Exercise task: Filter this data down to the lines that hold "please", and copy them.

Collected data entries
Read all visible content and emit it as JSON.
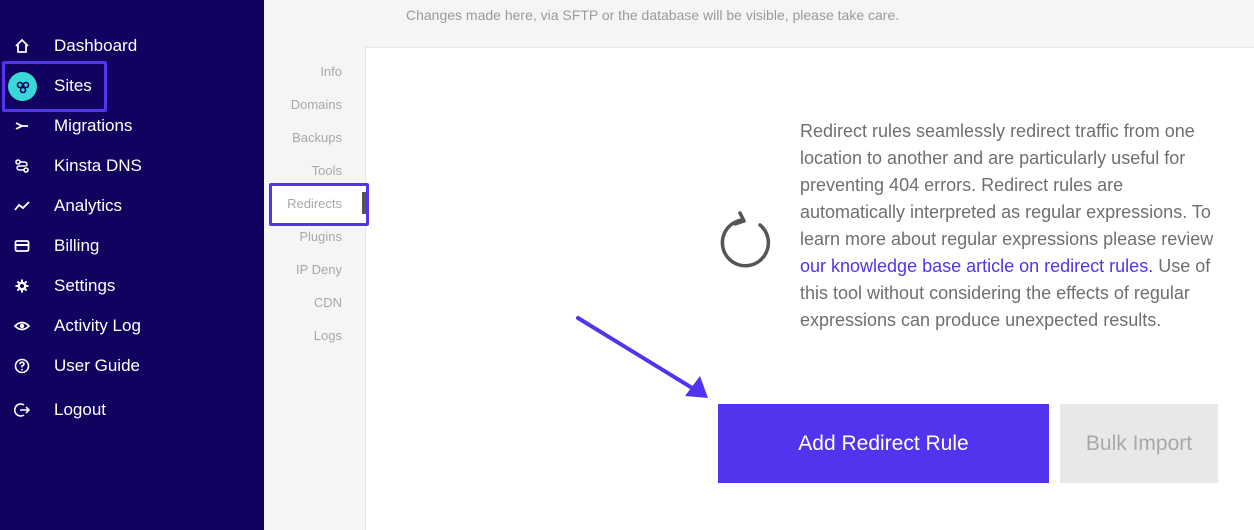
{
  "sidebar": {
    "items": [
      {
        "label": "Dashboard",
        "icon": "home-icon"
      },
      {
        "label": "Sites",
        "icon": "sites-icon"
      },
      {
        "label": "Migrations",
        "icon": "migrations-icon"
      },
      {
        "label": "Kinsta DNS",
        "icon": "dns-icon"
      },
      {
        "label": "Analytics",
        "icon": "analytics-icon"
      },
      {
        "label": "Billing",
        "icon": "billing-icon"
      },
      {
        "label": "Settings",
        "icon": "gear-icon"
      },
      {
        "label": "Activity Log",
        "icon": "eye-icon"
      },
      {
        "label": "User Guide",
        "icon": "help-icon"
      },
      {
        "label": "Logout",
        "icon": "logout-icon"
      }
    ],
    "active": "Sites"
  },
  "notice": "Changes made here, via SFTP or the database will be visible, please take care.",
  "subnav": {
    "items": [
      "Info",
      "Domains",
      "Backups",
      "Tools",
      "Redirects",
      "Plugins",
      "IP Deny",
      "CDN",
      "Logs"
    ],
    "active": "Redirects"
  },
  "main": {
    "description_before_link": "Redirect rules seamlessly redirect traffic from one location to another and are particularly useful for preventing 404 errors. Redirect rules are automatically interpreted as regular expressions. To learn more about regular expressions please review ",
    "link_text": "our knowledge base article on redirect rules.",
    "description_after_link": " Use of this tool without considering the effects of regular expressions can produce unexpected results.",
    "add_button": "Add Redirect Rule",
    "bulk_button": "Bulk Import"
  },
  "colors": {
    "sidebar_bg": "#10025e",
    "accent": "#5333ed",
    "sites_icon": "#3ad7d7"
  }
}
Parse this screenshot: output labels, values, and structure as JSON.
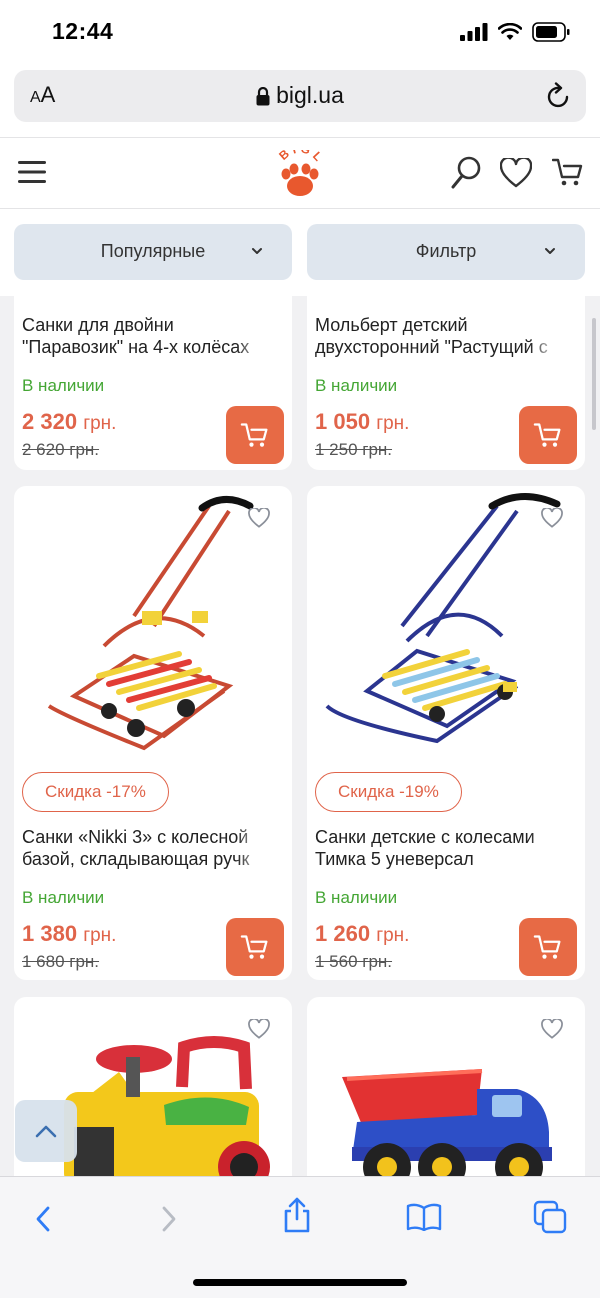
{
  "status_bar": {
    "time": "12:44"
  },
  "address_bar": {
    "aa_small": "A",
    "aa_large": "A",
    "url": "bigl.ua"
  },
  "header": {
    "logo_text": "BIGL"
  },
  "controls": {
    "sort_label": "Популярные",
    "filter_label": "Фильтр"
  },
  "products": [
    {
      "title_line1": "Санки для двойни",
      "title_line2": "\"Паравозик\" на 4-х колёсах",
      "stock": "В наличии",
      "price": "2 320",
      "currency": "грн.",
      "old_price": "2 620 грн."
    },
    {
      "title_line1": "Мольберт детский",
      "title_line2": "двухсторонний \"Растущий с",
      "stock": "В наличии",
      "price": "1 050",
      "currency": "грн.",
      "old_price": "1 250 грн."
    },
    {
      "badge": "Скидка -17%",
      "title_line1": "Санки «Nikki 3» с колесной",
      "title_line2": "базой, складывающая ручк",
      "stock": "В наличии",
      "price": "1 380",
      "currency": "грн.",
      "old_price": "1 680 грн."
    },
    {
      "badge": "Скидка -19%",
      "title_line1": "Санки детские с колесами",
      "title_line2": "Тимка 5 уневерсал",
      "stock": "В наличии",
      "price": "1 260",
      "currency": "грн.",
      "old_price": "1 560 грн."
    },
    {
      "image": "yellow-ride-on-car"
    },
    {
      "image": "toy-dump-truck"
    }
  ],
  "colors": {
    "accent": "#e0644a",
    "stock": "#44a634",
    "button_bg": "#dfe6ee"
  }
}
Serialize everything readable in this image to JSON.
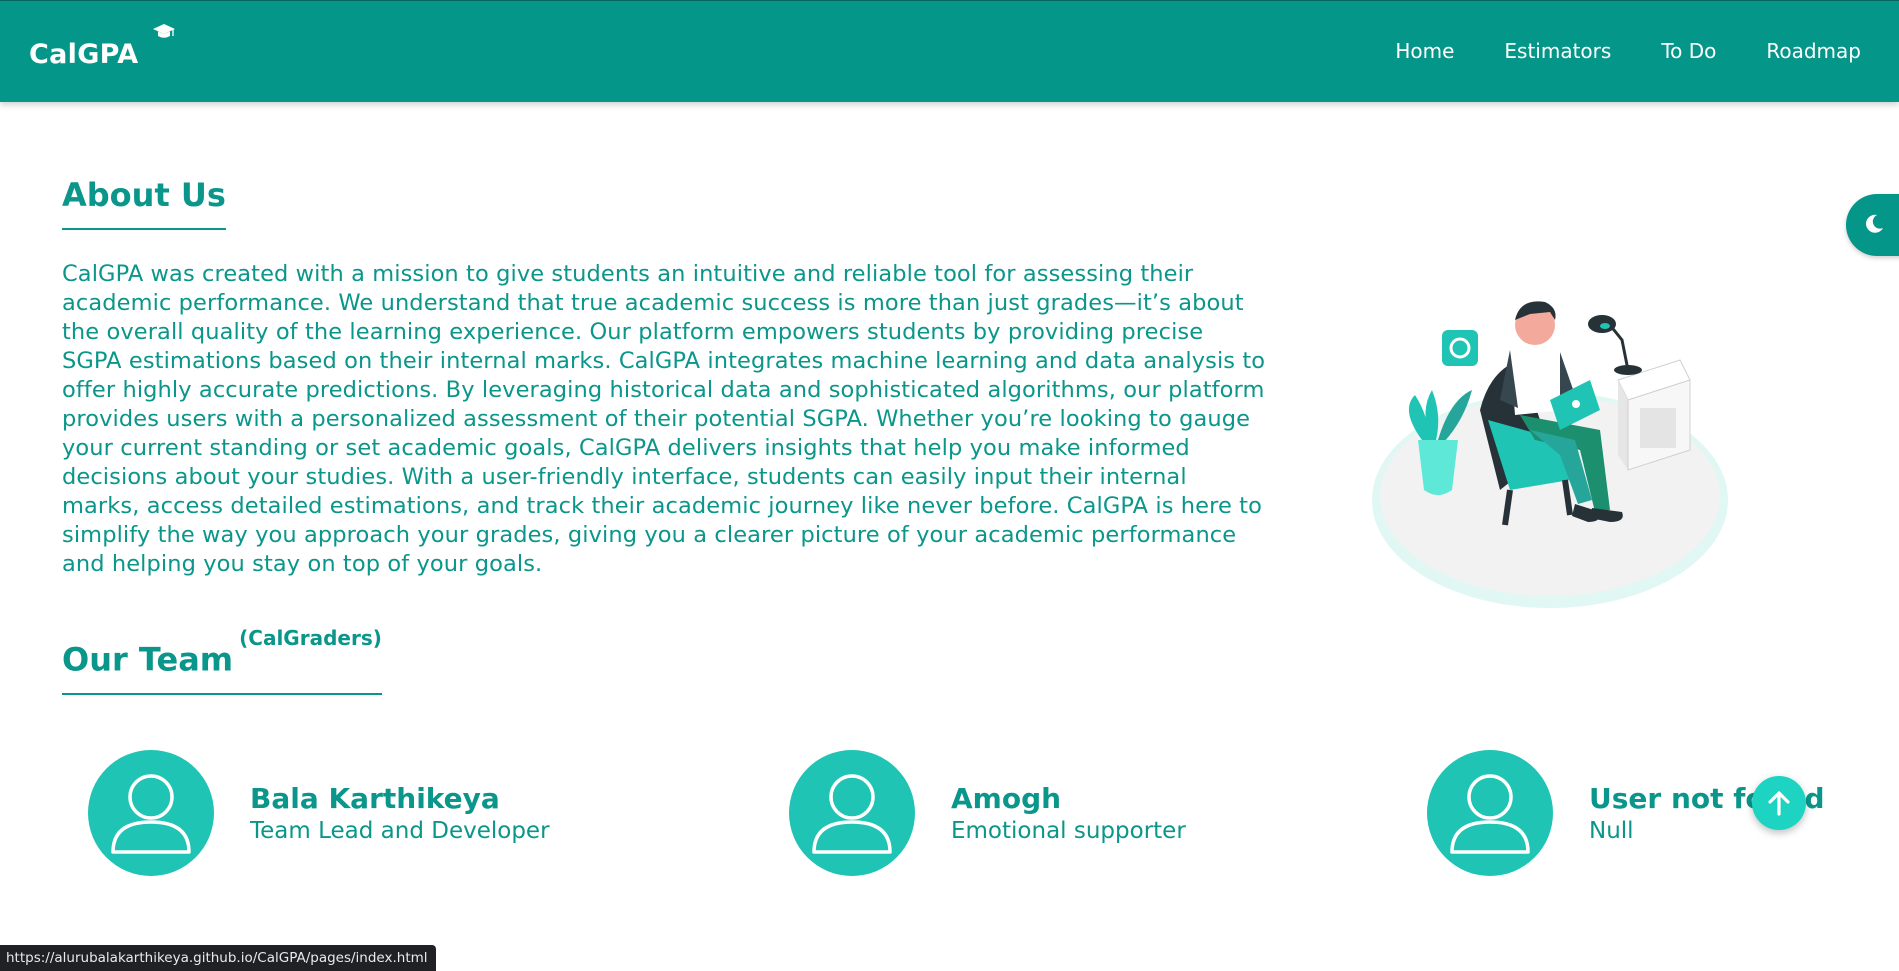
{
  "navbar": {
    "brand": "CalGPA",
    "brand_icon": "graduation-cap-icon",
    "links": [
      "Home",
      "Estimators",
      "To Do",
      "Roadmap"
    ]
  },
  "about": {
    "title": "About Us",
    "text": "CalGPA was created with a mission to give students an intuitive and reliable tool for assessing their academic performance. We understand that true academic success is more than just grades—it’s about the overall quality of the learning experience. Our platform empowers students by providing precise SGPA estimations based on their internal marks. CalGPA integrates machine learning and data analysis to offer highly accurate predictions. By leveraging historical data and sophisticated algorithms, our platform provides users with a personalized assessment of their potential SGPA. Whether you’re looking to gauge your current standing or set academic goals, CalGPA delivers insights that help you make informed decisions about your studies. With a user-friendly interface, students can easily input their internal marks, access detailed estimations, and track their academic journey like never before. CalGPA is here to simplify the way you approach your grades, giving you a clearer picture of your academic performance and helping you stay on top of your goals."
  },
  "team": {
    "title": "Our Team",
    "subtitle": "(CalGraders)",
    "members": [
      {
        "name": "Bala Karthikeya",
        "role": "Team Lead and Developer"
      },
      {
        "name": "Amogh",
        "role": "Emotional supporter"
      },
      {
        "name": "User not found",
        "role": "Null"
      }
    ]
  },
  "status_bar": {
    "url": "https://alurubalakarthikeya.github.io/CalGPA/pages/index.html"
  },
  "colors": {
    "primary": "#049789",
    "text": "#0a968a",
    "avatar": "#1fc4b4",
    "scroll_button": "#1dd4c2"
  }
}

Solution for this task:
  "notice": "Changes made here, via SFTP or the database will be visible, please take care.",
    "description_before_link": "Redirect rules seamlessly redirect traffic from one location to another and are particularly useful for preventing 404 errors. Redirect rules are automatically interpreted as regular expressions. To learn more about regular expressions please review ",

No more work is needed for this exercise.